What is expected:
Set down the whole listing verbatim.

Dataset records:
* Begin *
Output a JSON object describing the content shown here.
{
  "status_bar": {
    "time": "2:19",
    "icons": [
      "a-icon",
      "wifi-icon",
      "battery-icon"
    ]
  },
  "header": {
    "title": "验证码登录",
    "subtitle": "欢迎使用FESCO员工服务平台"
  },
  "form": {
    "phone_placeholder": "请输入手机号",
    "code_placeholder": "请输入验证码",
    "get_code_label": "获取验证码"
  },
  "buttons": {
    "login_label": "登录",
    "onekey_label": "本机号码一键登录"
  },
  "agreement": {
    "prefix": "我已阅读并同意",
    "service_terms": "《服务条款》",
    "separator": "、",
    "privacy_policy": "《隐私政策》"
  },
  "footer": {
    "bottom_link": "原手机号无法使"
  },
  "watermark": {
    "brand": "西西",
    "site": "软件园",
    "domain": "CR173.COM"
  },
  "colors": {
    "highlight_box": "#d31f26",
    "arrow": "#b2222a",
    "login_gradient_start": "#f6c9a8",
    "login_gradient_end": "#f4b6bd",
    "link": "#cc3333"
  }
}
* End *
Full solution:
Output a JSON object describing the content shown here.
{
  "status_bar": {
    "time": "2:19",
    "icons": [
      "a-icon",
      "wifi-icon",
      "battery-icon"
    ]
  },
  "header": {
    "title": "验证码登录",
    "subtitle": "欢迎使用FESCO员工服务平台"
  },
  "form": {
    "phone_placeholder": "请输入手机号",
    "code_placeholder": "请输入验证码",
    "get_code_label": "获取验证码"
  },
  "buttons": {
    "login_label": "登录",
    "onekey_label": "本机号码一键登录"
  },
  "agreement": {
    "prefix": "我已阅读并同意",
    "service_terms": "《服务条款》",
    "separator": "、",
    "privacy_policy": "《隐私政策》"
  },
  "footer": {
    "bottom_link": "原手机号无法使"
  },
  "watermark": {
    "brand": "西西",
    "site": "软件园",
    "domain": "CR173.COM"
  },
  "colors": {
    "highlight_box": "#d31f26",
    "arrow": "#b2222a",
    "login_gradient_start": "#f6c9a8",
    "login_gradient_end": "#f4b6bd",
    "link": "#cc3333"
  }
}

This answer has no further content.